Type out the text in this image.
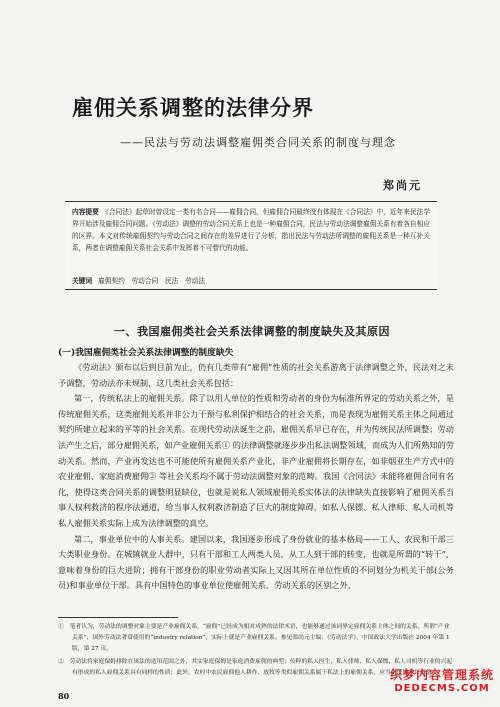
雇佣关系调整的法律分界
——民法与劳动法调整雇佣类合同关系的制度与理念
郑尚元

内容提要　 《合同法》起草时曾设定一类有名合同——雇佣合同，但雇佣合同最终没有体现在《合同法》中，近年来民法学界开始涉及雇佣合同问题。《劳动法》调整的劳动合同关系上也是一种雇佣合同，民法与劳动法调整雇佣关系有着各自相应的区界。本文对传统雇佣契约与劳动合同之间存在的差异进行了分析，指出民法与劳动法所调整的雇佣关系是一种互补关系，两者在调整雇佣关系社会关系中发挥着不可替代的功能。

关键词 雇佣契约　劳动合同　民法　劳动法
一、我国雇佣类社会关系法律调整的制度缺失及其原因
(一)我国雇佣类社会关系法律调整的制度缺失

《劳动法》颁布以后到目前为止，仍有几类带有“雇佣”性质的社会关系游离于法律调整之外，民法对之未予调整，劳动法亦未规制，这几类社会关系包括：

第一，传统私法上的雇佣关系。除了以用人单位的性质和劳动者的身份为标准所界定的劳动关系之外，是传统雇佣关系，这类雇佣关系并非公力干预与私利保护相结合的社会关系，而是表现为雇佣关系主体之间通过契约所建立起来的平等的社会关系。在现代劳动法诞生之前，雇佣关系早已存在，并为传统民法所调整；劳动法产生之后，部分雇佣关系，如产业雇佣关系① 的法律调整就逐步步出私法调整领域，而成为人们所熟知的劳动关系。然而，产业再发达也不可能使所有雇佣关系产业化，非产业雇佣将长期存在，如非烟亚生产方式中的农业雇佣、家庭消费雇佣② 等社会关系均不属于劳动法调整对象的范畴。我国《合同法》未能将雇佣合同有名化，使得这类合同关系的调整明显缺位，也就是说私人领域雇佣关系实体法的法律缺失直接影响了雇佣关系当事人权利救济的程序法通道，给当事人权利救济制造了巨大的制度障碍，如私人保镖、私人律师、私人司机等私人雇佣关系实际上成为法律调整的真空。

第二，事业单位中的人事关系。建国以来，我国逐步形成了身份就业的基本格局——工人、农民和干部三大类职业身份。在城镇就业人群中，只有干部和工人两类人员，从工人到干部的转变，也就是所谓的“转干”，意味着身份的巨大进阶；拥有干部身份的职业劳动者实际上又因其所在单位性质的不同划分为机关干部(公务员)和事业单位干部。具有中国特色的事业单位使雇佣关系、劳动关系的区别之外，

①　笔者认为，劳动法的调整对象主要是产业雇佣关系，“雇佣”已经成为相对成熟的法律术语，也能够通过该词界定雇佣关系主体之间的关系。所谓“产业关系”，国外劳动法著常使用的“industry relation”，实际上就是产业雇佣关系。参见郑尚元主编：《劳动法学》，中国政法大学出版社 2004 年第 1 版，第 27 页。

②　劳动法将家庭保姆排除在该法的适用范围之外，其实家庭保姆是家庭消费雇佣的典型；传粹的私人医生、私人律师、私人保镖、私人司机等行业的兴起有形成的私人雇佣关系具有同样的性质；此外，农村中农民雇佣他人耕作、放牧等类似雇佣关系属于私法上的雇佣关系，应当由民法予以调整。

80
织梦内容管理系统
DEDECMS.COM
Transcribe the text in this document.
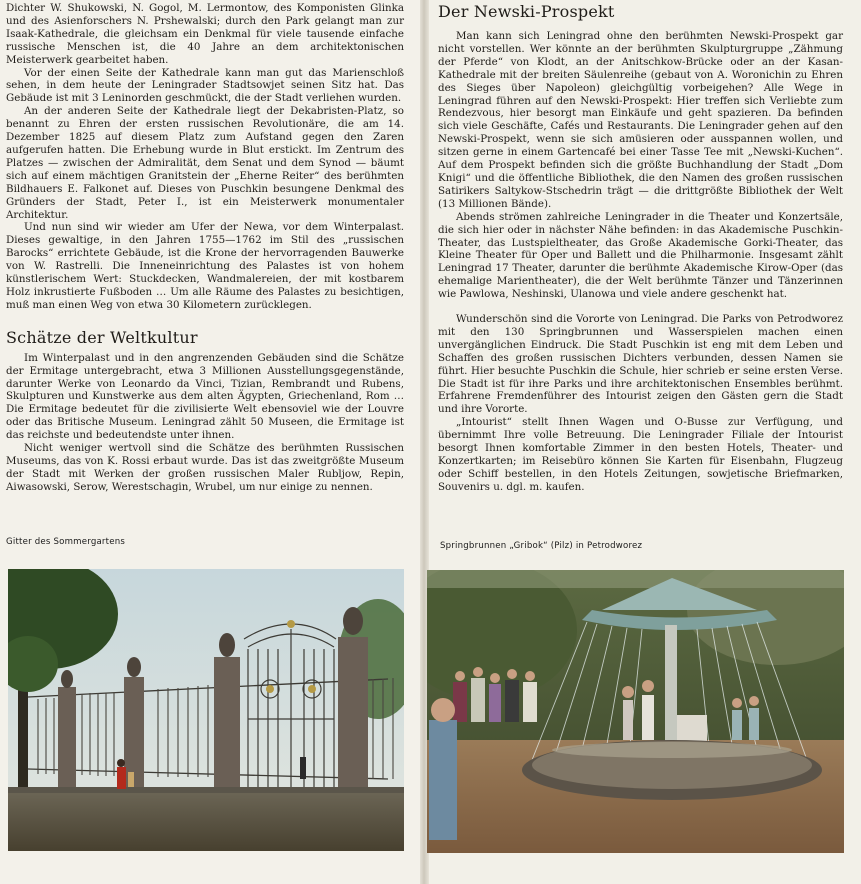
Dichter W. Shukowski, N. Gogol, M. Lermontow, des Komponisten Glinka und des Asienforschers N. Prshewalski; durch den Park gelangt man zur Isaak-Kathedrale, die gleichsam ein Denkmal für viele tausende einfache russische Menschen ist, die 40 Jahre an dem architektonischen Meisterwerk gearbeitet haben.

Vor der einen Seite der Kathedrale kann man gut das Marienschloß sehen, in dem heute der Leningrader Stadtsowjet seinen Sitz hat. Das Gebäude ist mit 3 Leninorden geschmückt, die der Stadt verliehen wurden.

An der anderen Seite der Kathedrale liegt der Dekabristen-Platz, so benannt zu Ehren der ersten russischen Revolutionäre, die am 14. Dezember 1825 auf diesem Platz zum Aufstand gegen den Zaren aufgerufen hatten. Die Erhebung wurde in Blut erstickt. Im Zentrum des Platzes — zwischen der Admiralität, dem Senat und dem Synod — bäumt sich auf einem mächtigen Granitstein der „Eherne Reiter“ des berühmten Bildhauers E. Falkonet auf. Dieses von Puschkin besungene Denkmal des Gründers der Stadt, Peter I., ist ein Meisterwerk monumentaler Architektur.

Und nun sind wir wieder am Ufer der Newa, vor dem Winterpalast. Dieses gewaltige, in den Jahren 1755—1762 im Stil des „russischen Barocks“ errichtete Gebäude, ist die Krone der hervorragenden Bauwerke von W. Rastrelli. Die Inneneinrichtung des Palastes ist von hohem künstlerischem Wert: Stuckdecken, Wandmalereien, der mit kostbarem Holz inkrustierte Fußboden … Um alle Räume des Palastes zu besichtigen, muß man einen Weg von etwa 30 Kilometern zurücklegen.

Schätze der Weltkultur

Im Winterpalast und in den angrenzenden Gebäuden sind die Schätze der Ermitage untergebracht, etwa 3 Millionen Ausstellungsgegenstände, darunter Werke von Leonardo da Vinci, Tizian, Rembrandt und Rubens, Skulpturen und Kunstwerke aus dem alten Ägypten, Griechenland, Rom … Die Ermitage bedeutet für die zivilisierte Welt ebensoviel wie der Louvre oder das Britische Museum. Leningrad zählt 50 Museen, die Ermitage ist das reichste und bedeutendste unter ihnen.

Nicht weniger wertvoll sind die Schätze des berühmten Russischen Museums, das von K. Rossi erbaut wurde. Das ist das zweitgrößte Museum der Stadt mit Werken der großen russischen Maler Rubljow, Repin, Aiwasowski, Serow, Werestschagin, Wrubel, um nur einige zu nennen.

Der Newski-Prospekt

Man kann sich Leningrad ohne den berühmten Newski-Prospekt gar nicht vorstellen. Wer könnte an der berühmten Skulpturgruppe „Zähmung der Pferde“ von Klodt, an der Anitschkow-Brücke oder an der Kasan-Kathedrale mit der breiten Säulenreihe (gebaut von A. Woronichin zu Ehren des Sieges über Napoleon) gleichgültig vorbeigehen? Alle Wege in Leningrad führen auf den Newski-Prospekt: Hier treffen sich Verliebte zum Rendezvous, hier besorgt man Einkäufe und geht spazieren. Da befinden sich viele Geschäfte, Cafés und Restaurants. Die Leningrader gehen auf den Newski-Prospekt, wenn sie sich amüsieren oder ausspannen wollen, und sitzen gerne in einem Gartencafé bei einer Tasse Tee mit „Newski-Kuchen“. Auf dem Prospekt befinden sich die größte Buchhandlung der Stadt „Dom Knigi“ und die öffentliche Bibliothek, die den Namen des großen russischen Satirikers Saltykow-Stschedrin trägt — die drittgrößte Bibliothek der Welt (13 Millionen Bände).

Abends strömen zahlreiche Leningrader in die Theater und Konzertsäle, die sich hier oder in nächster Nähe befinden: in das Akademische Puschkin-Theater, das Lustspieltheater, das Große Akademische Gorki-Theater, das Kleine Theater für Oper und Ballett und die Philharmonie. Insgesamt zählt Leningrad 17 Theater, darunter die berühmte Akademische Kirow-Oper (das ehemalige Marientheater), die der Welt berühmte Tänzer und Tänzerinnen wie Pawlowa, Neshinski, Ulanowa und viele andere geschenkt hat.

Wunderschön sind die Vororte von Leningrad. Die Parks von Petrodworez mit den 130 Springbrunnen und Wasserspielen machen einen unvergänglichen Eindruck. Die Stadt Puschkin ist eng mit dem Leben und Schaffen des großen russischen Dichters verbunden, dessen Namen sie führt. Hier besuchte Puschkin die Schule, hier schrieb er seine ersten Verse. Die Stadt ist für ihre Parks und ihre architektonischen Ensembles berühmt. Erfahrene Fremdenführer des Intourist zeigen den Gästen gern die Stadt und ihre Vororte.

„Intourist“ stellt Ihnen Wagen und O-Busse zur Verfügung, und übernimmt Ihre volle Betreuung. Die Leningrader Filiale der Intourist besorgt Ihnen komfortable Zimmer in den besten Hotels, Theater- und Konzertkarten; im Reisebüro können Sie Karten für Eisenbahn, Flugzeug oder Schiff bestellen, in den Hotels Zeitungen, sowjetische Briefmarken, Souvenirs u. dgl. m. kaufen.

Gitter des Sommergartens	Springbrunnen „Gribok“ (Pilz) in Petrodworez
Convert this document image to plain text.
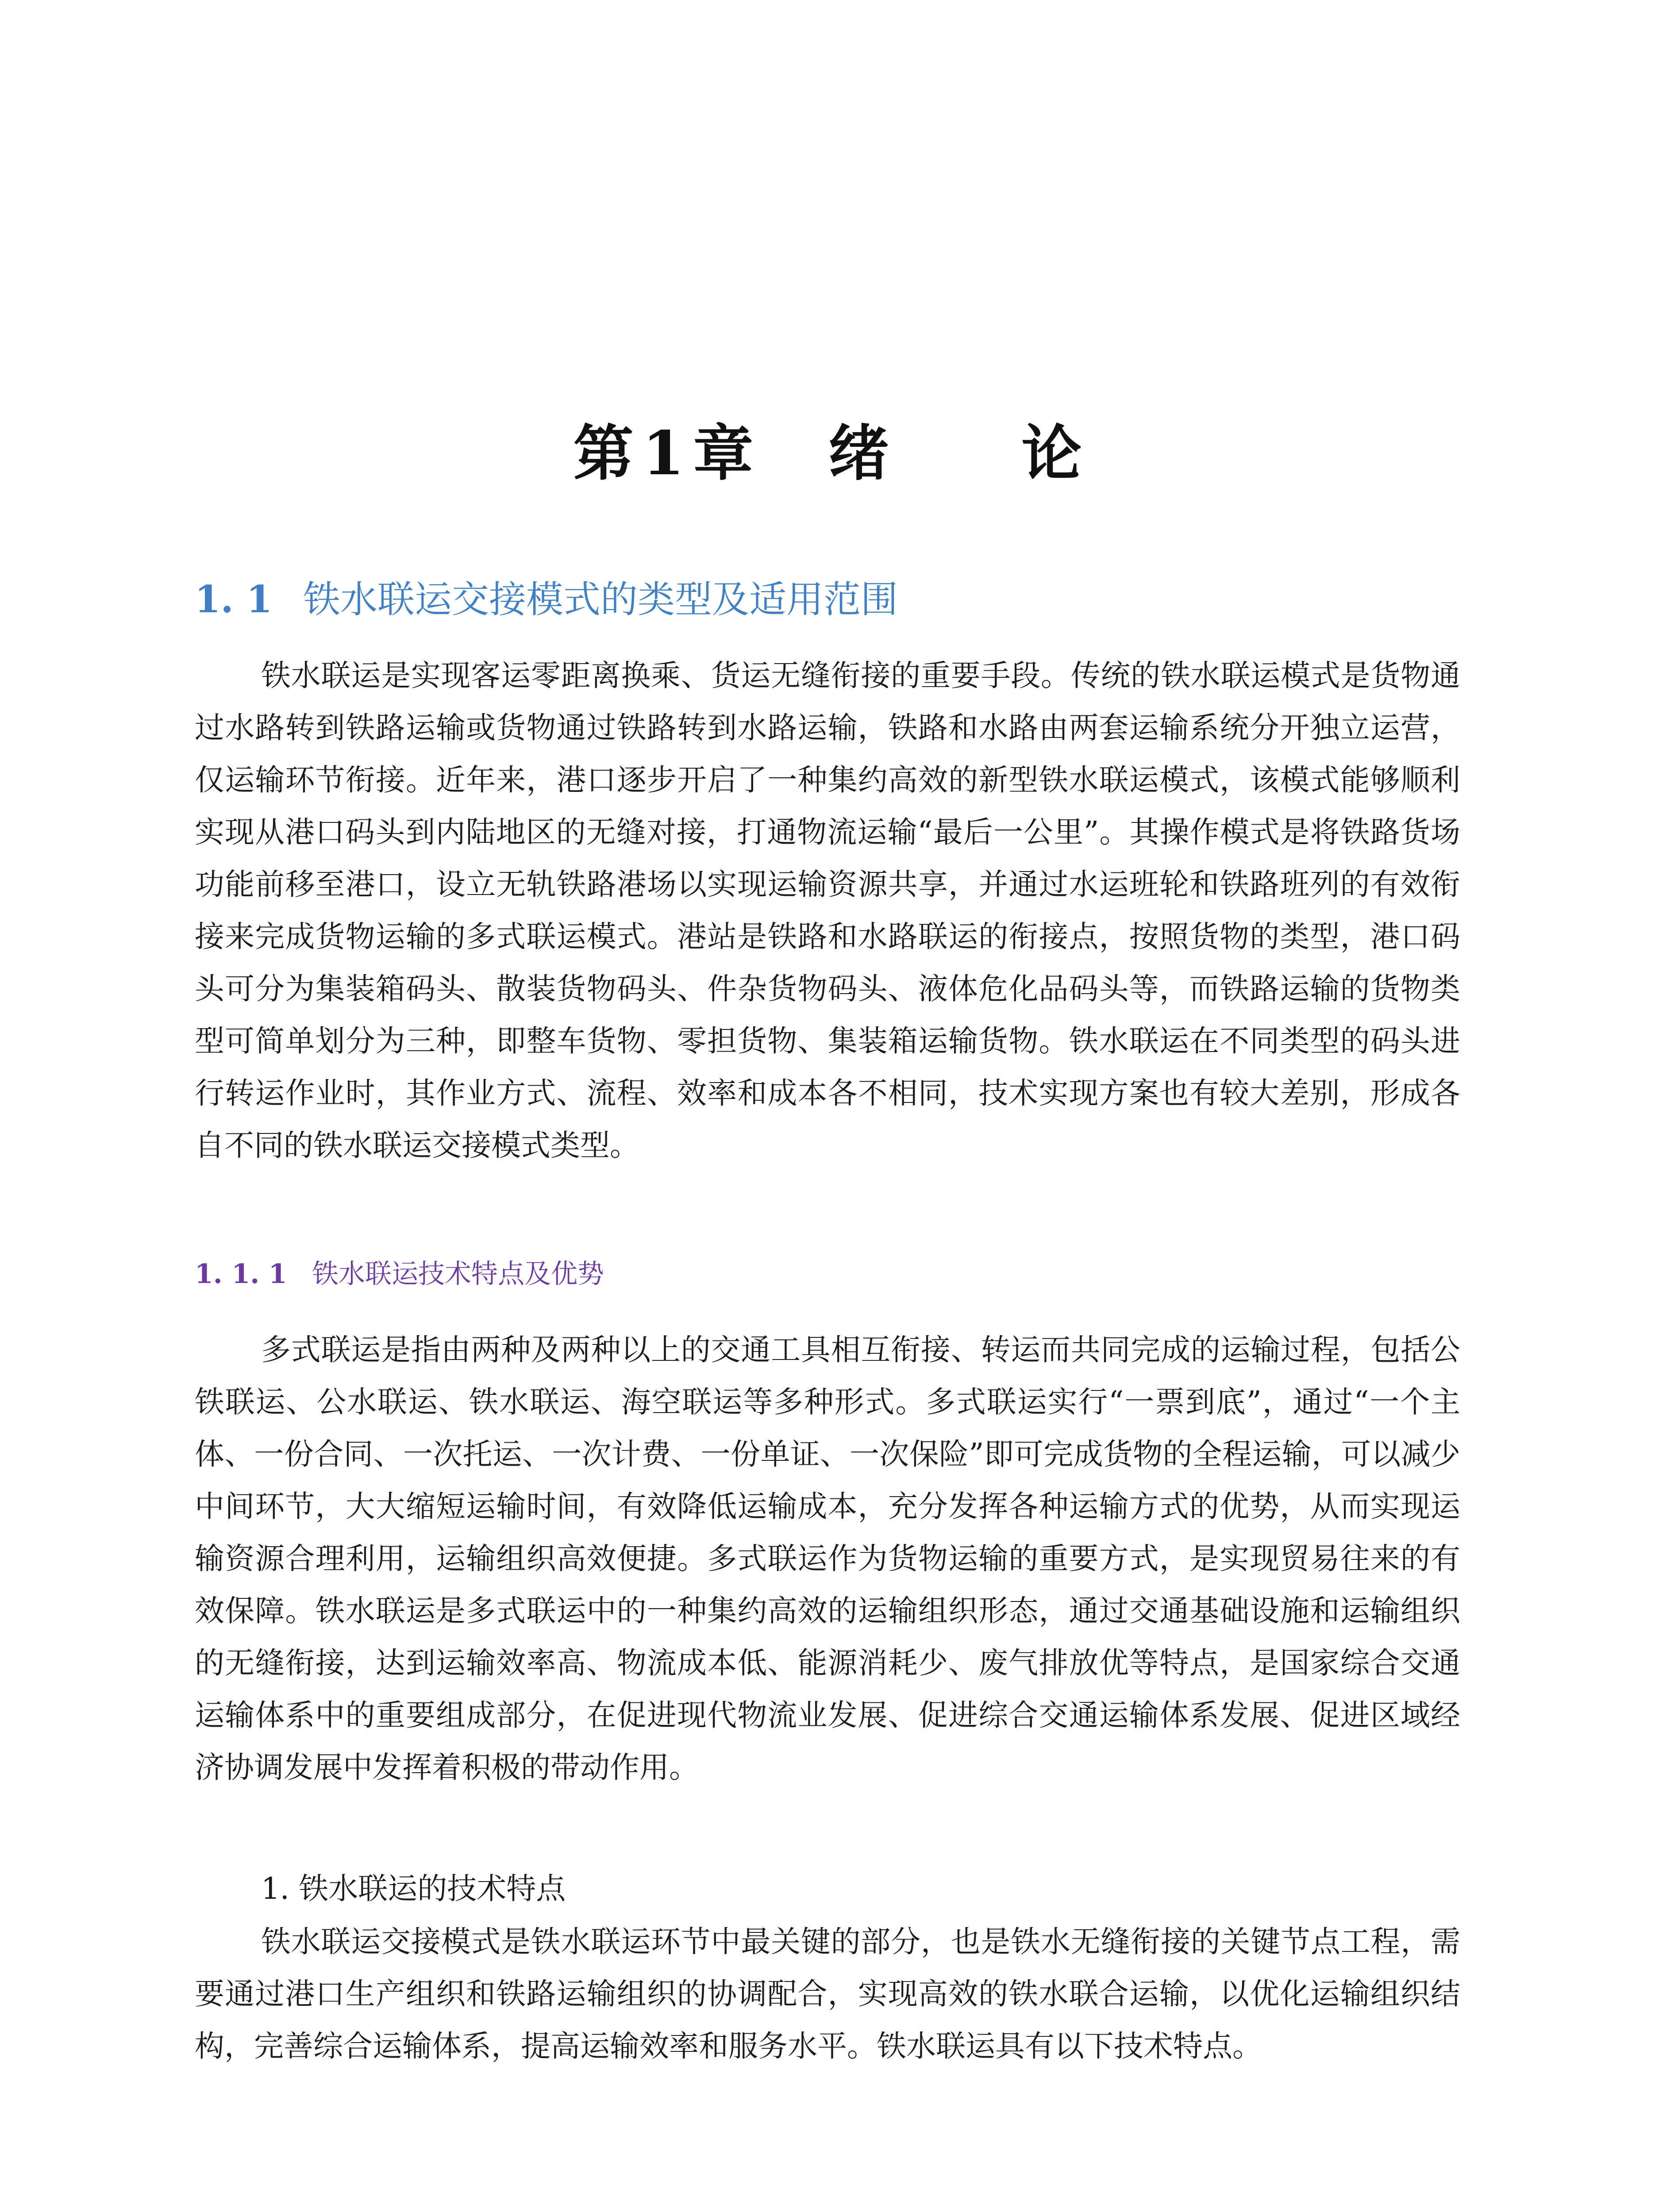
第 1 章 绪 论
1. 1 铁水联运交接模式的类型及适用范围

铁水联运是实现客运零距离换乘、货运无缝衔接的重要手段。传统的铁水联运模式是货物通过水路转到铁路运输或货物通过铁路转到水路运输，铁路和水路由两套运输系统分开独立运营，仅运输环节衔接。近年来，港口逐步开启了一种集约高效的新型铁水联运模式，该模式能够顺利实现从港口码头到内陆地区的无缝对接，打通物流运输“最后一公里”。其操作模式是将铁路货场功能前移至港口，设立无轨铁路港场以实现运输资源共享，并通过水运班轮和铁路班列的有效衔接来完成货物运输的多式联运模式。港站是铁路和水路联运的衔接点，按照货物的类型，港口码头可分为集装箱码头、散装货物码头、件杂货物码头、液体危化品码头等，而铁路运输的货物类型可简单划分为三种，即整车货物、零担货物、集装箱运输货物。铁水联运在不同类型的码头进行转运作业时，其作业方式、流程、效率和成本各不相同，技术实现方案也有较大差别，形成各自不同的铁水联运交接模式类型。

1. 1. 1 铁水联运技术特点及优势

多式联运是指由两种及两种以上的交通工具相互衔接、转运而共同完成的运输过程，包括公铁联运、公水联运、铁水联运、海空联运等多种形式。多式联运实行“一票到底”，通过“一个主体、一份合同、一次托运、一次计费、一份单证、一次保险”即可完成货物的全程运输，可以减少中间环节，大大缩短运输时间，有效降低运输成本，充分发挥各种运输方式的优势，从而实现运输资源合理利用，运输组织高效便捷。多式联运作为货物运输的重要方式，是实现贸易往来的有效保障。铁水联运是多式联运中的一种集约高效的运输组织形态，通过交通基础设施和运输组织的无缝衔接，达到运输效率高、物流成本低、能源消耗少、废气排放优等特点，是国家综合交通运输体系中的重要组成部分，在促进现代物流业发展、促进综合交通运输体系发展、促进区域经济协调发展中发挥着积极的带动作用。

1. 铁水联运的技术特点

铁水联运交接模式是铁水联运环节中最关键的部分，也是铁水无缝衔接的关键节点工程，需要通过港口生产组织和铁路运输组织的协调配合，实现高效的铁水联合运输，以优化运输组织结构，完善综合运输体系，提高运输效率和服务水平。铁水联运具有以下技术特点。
--- --- ---
▶ [Exercise requirements]: Scan the entries above for the word "Petrodworez" and collect each line holding it.

▶ [Result]:
Wunderschön sind die Vororte von Leningrad. Die Parks von Petrodworez mit den 130 Springbrunnen und Wasserspielen machen einen unvergänglichen Eindruck. Die Stadt Puschkin ist eng mit dem Leben und Schaffen des großen russischen Dichters verbunden, dessen Namen sie führt. Hier besuchte Puschkin die Schule, hier schrieb er seine ersten Verse. Die Stadt ist für ihre Parks und ihre architektonischen Ensembles berühmt. Erfahrene Fremdenführer des Intourist zeigen den Gästen gern die Stadt und ihre Vororte.
Gitter des Sommergartens	Springbrunnen „Gribok“ (Pilz) in Petrodworez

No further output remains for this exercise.